Your task. Answer with one number: how many lines hold the string "графиков".

Extracted material.
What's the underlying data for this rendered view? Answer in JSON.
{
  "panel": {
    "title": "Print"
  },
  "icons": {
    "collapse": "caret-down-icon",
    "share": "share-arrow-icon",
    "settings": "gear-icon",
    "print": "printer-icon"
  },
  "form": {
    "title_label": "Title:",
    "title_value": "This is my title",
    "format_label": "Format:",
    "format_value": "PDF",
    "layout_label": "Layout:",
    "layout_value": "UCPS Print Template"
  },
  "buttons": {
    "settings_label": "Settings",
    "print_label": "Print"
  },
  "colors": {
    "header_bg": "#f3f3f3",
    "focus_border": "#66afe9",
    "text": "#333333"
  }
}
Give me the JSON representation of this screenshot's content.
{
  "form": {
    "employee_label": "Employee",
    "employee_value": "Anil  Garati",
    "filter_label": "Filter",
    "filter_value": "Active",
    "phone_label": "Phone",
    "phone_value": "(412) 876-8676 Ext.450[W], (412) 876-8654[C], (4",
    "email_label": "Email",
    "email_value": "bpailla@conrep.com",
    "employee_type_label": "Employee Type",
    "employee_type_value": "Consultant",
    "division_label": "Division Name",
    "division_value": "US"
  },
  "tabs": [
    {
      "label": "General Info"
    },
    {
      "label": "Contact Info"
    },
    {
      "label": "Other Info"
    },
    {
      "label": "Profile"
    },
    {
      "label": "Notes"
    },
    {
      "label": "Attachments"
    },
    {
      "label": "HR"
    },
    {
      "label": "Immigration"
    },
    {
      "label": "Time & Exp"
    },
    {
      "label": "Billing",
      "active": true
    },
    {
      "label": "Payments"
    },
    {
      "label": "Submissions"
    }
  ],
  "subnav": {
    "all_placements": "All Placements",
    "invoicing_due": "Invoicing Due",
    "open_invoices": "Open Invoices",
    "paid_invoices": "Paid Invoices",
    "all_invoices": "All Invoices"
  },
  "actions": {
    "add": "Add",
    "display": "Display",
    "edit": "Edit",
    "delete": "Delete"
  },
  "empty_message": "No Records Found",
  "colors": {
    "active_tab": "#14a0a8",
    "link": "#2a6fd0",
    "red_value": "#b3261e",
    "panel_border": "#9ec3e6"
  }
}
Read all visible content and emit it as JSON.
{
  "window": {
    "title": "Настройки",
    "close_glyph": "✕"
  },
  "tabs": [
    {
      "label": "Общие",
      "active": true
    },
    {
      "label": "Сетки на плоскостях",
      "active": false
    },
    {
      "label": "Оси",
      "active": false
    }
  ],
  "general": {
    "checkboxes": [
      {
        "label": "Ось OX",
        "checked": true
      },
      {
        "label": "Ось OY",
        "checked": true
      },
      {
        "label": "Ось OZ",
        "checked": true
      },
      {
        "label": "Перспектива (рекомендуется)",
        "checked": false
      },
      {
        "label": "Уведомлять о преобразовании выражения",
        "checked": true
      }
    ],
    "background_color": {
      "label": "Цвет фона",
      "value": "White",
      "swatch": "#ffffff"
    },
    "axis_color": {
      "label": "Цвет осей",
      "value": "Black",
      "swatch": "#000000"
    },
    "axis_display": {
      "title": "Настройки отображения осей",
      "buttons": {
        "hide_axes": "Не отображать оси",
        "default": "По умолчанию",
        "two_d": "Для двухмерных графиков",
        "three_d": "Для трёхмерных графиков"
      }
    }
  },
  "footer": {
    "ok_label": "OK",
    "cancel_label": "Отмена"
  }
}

Task solution. 2